Collected data
------------------------------------------------
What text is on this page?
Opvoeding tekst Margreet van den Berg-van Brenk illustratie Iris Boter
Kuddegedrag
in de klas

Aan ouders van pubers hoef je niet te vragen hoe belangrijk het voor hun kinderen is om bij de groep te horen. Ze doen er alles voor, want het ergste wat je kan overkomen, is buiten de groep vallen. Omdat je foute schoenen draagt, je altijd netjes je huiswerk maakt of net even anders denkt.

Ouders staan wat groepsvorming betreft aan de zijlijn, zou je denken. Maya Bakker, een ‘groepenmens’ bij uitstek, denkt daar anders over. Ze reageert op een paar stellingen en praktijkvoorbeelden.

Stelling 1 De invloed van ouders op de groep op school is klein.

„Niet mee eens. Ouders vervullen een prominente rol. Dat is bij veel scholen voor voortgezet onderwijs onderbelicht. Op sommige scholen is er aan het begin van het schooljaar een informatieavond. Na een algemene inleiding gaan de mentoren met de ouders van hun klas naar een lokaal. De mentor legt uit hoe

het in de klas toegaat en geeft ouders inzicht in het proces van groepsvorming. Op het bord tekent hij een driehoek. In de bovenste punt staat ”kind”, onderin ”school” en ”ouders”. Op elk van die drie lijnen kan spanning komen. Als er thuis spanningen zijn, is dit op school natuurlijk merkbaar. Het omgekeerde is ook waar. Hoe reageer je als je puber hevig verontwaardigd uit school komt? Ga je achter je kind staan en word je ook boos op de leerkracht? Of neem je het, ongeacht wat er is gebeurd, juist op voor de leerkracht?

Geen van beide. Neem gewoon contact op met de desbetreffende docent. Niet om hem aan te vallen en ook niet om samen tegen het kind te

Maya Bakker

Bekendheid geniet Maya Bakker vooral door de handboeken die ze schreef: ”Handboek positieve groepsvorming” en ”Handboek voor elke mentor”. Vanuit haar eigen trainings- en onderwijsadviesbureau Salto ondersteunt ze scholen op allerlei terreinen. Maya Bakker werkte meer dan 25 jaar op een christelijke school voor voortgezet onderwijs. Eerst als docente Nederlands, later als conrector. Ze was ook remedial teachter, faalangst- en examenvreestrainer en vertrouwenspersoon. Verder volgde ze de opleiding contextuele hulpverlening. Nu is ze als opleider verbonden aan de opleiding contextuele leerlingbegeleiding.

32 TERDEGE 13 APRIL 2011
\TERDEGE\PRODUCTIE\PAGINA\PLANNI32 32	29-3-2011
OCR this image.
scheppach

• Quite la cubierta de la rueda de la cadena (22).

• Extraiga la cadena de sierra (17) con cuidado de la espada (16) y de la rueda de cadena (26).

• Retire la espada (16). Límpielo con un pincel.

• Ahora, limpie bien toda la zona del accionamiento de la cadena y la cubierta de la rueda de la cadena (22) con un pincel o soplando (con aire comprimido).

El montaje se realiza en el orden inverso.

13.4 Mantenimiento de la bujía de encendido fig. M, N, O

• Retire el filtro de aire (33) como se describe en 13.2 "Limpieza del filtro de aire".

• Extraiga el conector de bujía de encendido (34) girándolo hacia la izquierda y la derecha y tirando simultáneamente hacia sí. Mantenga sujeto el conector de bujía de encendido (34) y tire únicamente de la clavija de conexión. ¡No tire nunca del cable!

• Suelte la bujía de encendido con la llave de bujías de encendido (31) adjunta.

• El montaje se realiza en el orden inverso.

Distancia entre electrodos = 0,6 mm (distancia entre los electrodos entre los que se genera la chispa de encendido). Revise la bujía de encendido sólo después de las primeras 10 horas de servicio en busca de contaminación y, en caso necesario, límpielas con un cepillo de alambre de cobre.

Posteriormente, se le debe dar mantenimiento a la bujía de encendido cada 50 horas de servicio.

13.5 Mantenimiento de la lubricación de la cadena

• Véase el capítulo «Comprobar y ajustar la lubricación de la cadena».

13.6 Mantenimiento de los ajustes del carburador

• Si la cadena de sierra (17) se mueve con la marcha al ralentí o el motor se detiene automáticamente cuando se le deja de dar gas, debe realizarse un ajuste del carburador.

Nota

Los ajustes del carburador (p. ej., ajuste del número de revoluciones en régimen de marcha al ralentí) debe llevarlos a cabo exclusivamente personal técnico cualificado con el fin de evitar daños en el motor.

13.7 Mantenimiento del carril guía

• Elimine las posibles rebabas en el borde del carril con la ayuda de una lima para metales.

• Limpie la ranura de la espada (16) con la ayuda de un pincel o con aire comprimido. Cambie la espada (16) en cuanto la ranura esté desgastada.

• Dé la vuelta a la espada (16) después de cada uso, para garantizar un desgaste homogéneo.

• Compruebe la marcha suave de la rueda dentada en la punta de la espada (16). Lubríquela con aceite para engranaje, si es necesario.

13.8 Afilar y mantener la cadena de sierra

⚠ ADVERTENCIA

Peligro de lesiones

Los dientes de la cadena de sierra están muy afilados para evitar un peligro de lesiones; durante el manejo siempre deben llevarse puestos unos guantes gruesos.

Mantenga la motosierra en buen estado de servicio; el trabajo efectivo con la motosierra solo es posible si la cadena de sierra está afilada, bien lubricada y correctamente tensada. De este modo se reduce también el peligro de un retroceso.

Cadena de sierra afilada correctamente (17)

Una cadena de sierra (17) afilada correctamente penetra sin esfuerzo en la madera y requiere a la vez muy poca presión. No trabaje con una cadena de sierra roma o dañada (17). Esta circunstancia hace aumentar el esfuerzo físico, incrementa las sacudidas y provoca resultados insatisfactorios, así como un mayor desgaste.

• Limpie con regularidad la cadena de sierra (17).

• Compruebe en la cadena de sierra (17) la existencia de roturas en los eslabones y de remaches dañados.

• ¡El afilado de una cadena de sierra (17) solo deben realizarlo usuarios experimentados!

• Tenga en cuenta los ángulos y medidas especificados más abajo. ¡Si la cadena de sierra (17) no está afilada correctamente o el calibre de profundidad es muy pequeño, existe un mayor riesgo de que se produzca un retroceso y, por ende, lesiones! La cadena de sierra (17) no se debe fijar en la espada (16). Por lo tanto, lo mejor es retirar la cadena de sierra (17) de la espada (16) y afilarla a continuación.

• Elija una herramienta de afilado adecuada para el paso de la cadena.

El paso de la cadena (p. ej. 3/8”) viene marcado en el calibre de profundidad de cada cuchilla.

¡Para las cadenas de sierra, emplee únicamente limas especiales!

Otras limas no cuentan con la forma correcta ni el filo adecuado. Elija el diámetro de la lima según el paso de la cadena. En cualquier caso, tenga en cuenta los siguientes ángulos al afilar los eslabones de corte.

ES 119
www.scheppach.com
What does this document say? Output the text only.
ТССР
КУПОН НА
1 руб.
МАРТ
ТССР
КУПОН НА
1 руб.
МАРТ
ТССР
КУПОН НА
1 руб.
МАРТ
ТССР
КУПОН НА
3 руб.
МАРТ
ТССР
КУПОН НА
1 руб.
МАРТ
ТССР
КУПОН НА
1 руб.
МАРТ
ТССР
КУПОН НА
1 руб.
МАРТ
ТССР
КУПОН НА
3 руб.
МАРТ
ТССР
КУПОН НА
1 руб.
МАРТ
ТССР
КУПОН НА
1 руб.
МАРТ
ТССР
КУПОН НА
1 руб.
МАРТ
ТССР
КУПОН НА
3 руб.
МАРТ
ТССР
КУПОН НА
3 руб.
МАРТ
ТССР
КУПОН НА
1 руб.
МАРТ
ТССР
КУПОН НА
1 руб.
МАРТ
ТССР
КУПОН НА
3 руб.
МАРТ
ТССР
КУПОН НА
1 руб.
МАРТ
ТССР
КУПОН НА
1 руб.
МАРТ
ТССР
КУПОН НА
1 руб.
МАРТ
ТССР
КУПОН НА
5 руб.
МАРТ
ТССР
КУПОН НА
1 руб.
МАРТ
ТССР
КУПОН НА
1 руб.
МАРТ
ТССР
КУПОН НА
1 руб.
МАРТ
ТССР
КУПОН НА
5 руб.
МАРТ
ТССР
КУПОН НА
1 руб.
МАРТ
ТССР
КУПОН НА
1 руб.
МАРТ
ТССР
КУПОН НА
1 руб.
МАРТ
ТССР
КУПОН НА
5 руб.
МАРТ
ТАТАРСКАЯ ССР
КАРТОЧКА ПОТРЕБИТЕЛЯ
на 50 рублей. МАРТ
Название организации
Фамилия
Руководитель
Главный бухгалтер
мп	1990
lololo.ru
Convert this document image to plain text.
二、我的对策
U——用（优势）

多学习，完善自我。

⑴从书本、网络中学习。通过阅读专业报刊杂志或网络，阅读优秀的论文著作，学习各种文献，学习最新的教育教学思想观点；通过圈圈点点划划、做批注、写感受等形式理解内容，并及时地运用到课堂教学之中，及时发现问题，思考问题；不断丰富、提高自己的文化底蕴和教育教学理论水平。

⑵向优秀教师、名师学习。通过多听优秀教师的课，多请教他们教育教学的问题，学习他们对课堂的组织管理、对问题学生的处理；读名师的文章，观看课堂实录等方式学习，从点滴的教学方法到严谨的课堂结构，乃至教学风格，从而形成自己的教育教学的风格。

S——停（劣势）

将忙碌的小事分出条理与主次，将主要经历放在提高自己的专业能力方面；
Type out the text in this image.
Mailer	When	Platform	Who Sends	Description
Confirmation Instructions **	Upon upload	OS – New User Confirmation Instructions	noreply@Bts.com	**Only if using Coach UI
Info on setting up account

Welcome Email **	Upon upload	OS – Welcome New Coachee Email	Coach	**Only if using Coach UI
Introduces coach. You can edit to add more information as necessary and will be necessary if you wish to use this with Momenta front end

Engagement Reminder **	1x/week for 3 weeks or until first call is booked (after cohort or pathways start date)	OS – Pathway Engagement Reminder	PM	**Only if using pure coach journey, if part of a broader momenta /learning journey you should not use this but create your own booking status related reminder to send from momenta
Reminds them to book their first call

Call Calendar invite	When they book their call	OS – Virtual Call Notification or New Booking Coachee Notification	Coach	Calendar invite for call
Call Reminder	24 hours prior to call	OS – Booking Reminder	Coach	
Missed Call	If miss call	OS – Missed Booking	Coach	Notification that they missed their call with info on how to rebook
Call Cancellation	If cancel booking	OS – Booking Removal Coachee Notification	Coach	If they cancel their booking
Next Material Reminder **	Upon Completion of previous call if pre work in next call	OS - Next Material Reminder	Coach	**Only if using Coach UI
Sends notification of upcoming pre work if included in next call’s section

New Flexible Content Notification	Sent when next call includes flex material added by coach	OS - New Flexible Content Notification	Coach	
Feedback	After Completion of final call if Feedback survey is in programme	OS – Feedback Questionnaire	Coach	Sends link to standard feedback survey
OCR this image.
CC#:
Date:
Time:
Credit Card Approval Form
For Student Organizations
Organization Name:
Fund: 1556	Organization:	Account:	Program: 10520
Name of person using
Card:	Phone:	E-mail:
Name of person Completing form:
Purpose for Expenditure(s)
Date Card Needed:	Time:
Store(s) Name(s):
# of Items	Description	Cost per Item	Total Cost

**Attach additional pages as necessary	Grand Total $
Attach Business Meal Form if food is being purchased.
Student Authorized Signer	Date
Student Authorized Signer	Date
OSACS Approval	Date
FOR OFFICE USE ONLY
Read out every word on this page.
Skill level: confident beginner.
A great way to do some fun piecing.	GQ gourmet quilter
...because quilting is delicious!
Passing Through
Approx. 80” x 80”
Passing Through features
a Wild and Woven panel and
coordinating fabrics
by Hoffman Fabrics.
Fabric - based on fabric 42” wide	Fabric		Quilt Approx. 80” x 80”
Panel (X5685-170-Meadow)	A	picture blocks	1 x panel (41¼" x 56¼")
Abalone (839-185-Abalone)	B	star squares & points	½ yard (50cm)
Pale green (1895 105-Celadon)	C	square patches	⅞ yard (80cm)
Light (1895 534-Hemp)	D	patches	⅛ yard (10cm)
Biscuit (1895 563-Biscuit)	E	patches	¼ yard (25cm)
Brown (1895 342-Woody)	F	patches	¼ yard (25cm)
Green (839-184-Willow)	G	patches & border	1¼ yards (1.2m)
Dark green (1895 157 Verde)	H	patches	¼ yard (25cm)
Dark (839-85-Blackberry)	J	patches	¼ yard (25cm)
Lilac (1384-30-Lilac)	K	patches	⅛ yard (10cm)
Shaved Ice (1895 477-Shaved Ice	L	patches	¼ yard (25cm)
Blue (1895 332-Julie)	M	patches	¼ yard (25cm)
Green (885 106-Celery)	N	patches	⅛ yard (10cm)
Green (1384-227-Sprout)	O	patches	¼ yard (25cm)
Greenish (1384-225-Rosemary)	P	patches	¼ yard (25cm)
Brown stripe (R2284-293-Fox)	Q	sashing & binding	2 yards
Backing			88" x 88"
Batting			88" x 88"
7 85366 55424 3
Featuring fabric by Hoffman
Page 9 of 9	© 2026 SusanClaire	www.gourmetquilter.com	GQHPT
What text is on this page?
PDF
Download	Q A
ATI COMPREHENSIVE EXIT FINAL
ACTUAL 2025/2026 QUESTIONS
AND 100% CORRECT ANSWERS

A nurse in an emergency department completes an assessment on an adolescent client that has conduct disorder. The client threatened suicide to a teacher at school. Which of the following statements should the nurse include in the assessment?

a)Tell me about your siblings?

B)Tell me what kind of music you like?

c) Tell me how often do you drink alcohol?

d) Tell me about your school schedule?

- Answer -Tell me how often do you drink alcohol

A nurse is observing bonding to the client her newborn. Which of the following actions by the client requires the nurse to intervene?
------------------------------------------------
> Requirements
Find the lines of the material that hold the word "eslabones" and report their count alone.

> Result of this task
2